Data records

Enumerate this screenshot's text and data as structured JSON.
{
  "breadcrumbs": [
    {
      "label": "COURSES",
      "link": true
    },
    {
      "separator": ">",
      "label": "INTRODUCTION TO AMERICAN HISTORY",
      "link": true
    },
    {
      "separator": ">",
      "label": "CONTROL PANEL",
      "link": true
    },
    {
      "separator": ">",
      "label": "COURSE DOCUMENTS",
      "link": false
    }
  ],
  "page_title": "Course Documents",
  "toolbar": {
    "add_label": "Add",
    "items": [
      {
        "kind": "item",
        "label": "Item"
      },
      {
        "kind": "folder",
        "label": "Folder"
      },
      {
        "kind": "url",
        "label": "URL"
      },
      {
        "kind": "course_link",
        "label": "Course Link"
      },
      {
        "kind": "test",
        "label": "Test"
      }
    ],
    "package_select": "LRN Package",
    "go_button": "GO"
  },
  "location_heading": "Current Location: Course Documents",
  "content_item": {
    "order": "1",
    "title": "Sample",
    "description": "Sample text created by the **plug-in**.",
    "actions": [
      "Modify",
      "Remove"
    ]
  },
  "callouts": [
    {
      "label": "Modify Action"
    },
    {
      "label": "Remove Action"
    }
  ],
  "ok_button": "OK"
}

AIM OF THE EXERCISE: Find every line with the word "text" and state how many there are, with no other words.

REPLY TO THE TASK: 2